- [SET EXERCISE]:
Every line below that mentions the word "jest" should be copied out.

- [Stored data entries]:

--*--

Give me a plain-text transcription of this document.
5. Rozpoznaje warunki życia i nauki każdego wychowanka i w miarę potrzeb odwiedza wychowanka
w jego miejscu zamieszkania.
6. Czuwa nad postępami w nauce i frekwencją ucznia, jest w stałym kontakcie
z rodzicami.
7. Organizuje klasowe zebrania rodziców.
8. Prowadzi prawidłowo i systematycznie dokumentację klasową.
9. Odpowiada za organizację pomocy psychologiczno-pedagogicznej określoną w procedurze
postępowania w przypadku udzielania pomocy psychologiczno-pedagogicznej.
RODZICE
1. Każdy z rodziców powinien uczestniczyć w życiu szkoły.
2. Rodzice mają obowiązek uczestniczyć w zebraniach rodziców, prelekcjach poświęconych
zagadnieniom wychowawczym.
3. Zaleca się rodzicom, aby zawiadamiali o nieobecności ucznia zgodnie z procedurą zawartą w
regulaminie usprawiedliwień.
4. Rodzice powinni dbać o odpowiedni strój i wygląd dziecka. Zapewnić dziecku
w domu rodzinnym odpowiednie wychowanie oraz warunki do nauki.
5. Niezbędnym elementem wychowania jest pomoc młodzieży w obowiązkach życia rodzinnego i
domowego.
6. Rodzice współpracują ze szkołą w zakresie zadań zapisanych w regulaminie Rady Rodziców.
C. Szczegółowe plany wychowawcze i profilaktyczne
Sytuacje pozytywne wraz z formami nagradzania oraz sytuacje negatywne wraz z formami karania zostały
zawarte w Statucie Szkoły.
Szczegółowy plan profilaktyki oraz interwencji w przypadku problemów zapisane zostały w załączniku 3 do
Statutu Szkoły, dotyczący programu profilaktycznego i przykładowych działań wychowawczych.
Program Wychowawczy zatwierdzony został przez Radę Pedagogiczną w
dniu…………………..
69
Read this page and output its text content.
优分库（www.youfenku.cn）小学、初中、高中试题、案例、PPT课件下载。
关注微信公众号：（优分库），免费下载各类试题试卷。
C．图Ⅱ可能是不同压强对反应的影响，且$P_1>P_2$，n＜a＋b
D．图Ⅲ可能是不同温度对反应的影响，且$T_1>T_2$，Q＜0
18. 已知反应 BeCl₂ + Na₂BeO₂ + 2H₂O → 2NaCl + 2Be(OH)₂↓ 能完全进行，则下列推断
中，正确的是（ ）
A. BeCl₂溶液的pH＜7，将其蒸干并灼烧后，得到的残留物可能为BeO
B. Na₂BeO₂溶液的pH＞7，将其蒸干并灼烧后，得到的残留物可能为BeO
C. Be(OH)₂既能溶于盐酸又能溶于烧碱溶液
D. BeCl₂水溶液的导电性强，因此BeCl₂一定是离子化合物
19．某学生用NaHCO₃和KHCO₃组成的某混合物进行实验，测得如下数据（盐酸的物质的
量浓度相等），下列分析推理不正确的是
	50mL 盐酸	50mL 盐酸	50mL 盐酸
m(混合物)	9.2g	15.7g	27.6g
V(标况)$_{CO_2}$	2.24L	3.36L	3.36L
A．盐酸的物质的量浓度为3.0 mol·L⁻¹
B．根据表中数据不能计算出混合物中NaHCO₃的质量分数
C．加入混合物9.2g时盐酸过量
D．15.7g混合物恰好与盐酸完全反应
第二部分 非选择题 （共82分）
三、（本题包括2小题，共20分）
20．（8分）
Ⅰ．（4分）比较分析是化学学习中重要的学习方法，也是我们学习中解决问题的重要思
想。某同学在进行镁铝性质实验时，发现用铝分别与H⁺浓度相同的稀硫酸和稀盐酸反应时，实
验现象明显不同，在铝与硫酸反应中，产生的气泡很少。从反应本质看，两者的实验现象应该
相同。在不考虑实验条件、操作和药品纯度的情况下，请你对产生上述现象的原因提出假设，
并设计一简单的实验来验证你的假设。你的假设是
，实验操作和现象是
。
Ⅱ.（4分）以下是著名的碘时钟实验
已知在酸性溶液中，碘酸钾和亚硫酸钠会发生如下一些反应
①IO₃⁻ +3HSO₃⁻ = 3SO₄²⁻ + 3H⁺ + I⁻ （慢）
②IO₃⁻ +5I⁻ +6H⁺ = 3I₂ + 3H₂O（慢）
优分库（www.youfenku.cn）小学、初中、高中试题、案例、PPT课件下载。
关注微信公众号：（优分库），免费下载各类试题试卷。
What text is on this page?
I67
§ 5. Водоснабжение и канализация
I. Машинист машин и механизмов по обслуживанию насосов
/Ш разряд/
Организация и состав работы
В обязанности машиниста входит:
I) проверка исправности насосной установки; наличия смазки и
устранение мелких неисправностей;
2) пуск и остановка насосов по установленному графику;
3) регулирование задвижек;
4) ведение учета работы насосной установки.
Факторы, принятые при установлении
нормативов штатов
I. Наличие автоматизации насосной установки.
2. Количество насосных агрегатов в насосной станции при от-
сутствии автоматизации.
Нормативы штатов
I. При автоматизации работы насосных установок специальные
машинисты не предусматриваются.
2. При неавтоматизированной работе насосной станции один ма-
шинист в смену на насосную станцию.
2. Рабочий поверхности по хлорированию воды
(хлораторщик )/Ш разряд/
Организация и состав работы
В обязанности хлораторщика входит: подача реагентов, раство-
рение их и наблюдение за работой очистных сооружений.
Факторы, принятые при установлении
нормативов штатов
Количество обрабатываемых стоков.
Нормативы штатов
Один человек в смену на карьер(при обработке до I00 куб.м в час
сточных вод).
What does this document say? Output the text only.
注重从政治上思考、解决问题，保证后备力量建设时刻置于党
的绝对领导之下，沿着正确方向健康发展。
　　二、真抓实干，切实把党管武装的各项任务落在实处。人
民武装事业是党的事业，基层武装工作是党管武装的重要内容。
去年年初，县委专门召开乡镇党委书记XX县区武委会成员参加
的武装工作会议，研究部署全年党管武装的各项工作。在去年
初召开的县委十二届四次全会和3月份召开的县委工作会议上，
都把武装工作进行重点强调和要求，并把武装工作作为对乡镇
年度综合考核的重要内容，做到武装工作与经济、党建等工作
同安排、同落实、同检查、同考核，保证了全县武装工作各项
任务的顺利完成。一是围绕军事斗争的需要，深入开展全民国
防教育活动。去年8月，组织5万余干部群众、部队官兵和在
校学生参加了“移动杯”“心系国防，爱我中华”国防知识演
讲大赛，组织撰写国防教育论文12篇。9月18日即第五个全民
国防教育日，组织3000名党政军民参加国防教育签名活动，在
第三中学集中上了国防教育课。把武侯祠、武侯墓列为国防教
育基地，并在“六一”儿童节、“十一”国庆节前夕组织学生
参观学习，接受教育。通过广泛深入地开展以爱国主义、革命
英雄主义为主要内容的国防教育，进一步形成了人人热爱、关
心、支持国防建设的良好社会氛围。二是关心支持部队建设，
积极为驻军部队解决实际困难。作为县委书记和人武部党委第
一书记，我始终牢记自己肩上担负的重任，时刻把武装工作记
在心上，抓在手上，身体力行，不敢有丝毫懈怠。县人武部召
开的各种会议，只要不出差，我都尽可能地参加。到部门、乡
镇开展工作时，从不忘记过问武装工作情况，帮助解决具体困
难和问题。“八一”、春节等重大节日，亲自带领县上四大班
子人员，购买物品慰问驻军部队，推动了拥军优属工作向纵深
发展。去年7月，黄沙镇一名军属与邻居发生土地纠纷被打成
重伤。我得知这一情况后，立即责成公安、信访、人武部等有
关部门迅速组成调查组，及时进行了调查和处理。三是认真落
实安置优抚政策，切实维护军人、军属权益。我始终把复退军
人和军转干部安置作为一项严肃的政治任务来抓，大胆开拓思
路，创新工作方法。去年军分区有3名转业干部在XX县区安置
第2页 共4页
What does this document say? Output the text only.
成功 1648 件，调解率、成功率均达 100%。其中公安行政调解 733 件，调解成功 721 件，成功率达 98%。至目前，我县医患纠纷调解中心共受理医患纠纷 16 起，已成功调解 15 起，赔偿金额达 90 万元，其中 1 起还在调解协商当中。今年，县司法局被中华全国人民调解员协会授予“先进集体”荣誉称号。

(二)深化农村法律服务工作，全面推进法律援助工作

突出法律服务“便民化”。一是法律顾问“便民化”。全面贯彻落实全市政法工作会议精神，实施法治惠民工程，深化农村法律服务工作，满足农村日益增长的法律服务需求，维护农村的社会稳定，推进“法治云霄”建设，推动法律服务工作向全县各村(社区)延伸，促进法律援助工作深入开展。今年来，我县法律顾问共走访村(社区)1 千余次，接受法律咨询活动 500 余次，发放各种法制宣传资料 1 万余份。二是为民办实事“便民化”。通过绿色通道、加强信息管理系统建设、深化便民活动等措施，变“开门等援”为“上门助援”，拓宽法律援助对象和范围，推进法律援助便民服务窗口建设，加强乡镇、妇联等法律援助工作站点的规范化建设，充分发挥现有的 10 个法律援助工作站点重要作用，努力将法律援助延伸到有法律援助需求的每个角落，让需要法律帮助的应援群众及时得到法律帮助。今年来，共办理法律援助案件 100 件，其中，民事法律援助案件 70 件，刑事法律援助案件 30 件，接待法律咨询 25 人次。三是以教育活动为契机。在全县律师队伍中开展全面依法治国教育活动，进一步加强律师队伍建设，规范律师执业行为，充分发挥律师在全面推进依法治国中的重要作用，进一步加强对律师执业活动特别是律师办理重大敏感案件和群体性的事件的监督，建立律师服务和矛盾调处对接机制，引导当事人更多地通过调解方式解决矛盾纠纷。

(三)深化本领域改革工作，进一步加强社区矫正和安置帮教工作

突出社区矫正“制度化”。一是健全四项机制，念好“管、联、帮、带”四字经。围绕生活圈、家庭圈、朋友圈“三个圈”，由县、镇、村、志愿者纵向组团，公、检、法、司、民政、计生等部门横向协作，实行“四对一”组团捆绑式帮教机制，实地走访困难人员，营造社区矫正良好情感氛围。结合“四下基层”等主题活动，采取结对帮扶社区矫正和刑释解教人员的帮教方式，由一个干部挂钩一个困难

--*--

- [SOLUTION FOR THIS PROBLEM]:
6. Czuwa nad postępami w nauce i frekwencją ucznia, jest w stałym kontakcie
5. Niezbędnym elementem wychowania jest pomoc młodzieży w obowiązkach życia rodzinnego i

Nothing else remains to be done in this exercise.